GIVEN TASK:
Reproduce the listing below exactly, minus its pictures.

Dataset items:
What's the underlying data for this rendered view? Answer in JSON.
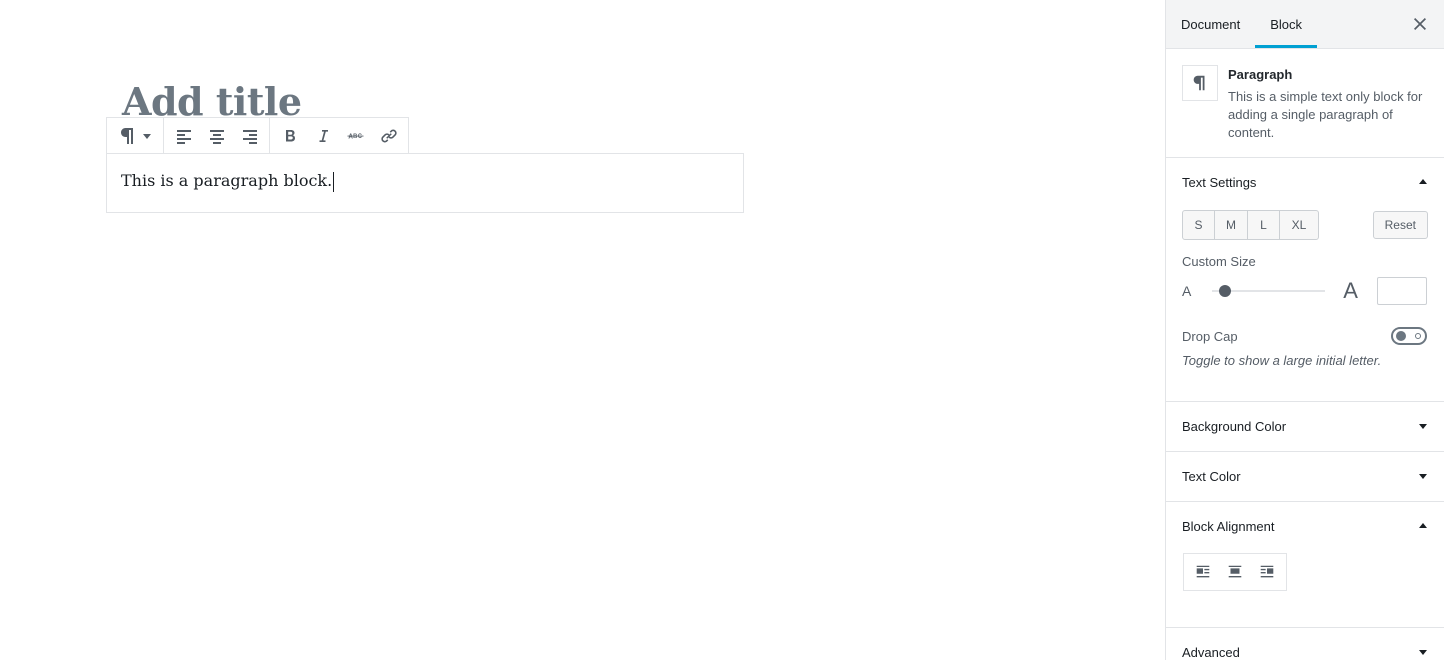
{
  "editor": {
    "title_placeholder": "Add title",
    "paragraph_text": "This is a paragraph block.",
    "toolbar": {
      "block_switcher_icon": "paragraph-icon",
      "alignment": [
        "align-left-icon",
        "align-center-icon",
        "align-right-icon"
      ],
      "formatting": [
        "bold-icon",
        "italic-icon",
        "strikethrough-icon",
        "link-icon"
      ]
    }
  },
  "sidebar": {
    "tabs": [
      {
        "label": "Document",
        "active": false
      },
      {
        "label": "Block",
        "active": true
      }
    ],
    "close_icon": "close-icon",
    "block_card": {
      "title": "Paragraph",
      "description": "This is a simple text only block for adding a single paragraph of content."
    },
    "text_settings": {
      "title": "Text Settings",
      "expanded": true,
      "sizes": [
        "S",
        "M",
        "L",
        "XL"
      ],
      "reset_label": "Reset",
      "custom_size_label": "Custom Size",
      "range_small_label": "A",
      "range_large_label": "A",
      "custom_size_value": "",
      "drop_cap_label": "Drop Cap",
      "drop_cap_enabled": false,
      "drop_cap_help": "Toggle to show a large initial letter."
    },
    "panels": {
      "background_color": "Background Color",
      "text_color": "Text Color",
      "block_alignment": "Block Alignment",
      "advanced": "Advanced"
    },
    "accent_color": "#00a0d2"
  }
}
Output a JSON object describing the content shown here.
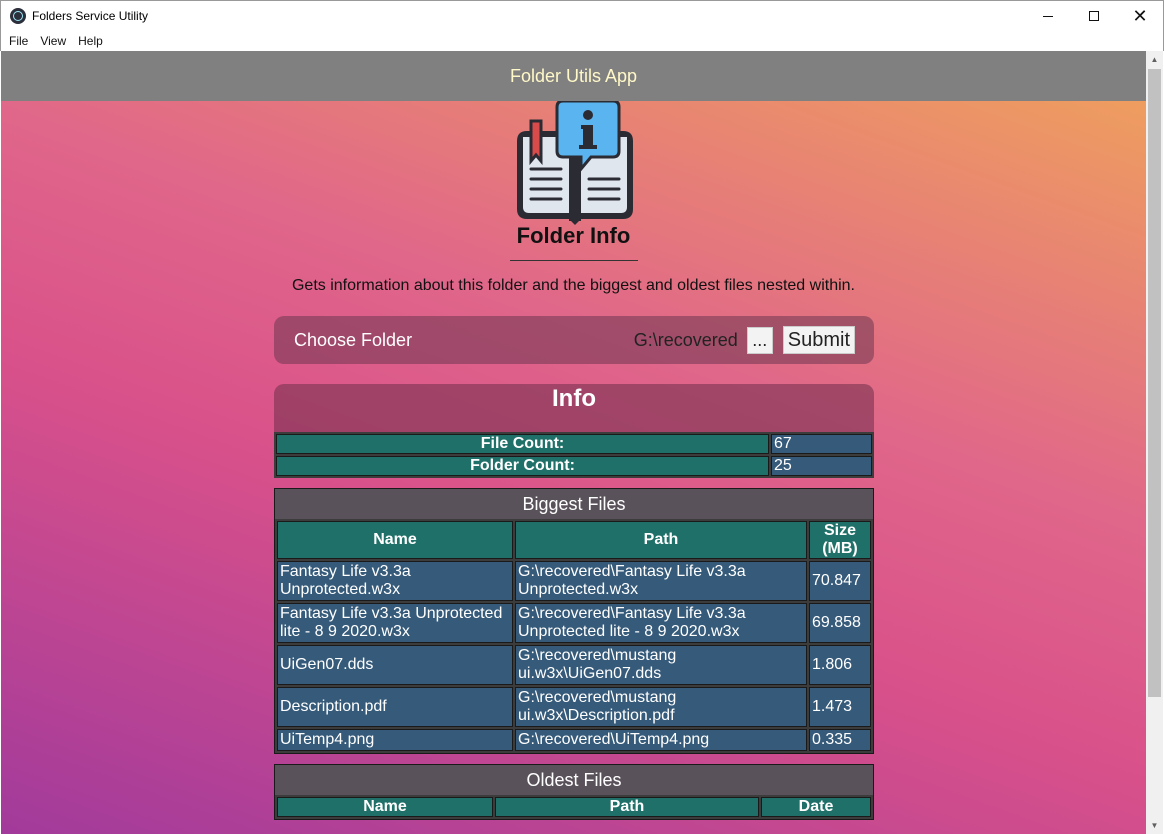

WRITTEN RESPONSE:
What's the underlying data for this rendered view? Answer in JSON.
{
  "editor": {
    "title_placeholder": "Add title",
    "paragraph_text": "This is a paragraph block.",
    "toolbar": {
      "block_switcher_icon": "paragraph-icon",
      "alignment": [
        "align-left-icon",
        "align-center-icon",
        "align-right-icon"
      ],
      "formatting": [
        "bold-icon",
        "italic-icon",
        "strikethrough-icon",
        "link-icon"
      ]
    }
  },
  "sidebar": {
    "tabs": [
      {
        "label": "Document",
        "active": false
      },
      {
        "label": "Block",
        "active": true
      }
    ],
    "close_icon": "close-icon",
    "block_card": {
      "title": "Paragraph",
      "description": "This is a simple text only block for adding a single paragraph of content."
    },
    "text_settings": {
      "title": "Text Settings",
      "expanded": true,
      "sizes": [
        "S",
        "M",
        "L",
        "XL"
      ],
      "reset_label": "Reset",
      "custom_size_label": "Custom Size",
      "range_small_label": "A",
      "range_large_label": "A",
      "custom_size_value": "",
      "drop_cap_label": "Drop Cap",
      "drop_cap_enabled": false,
      "drop_cap_help": "Toggle to show a large initial letter."
    },
    "panels": {
      "background_color": "Background Color",
      "text_color": "Text Color",
      "block_alignment": "Block Alignment",
      "advanced": "Advanced"
    },
    "accent_color": "#00a0d2"
  }
}
Output a JSON object describing the content shown here.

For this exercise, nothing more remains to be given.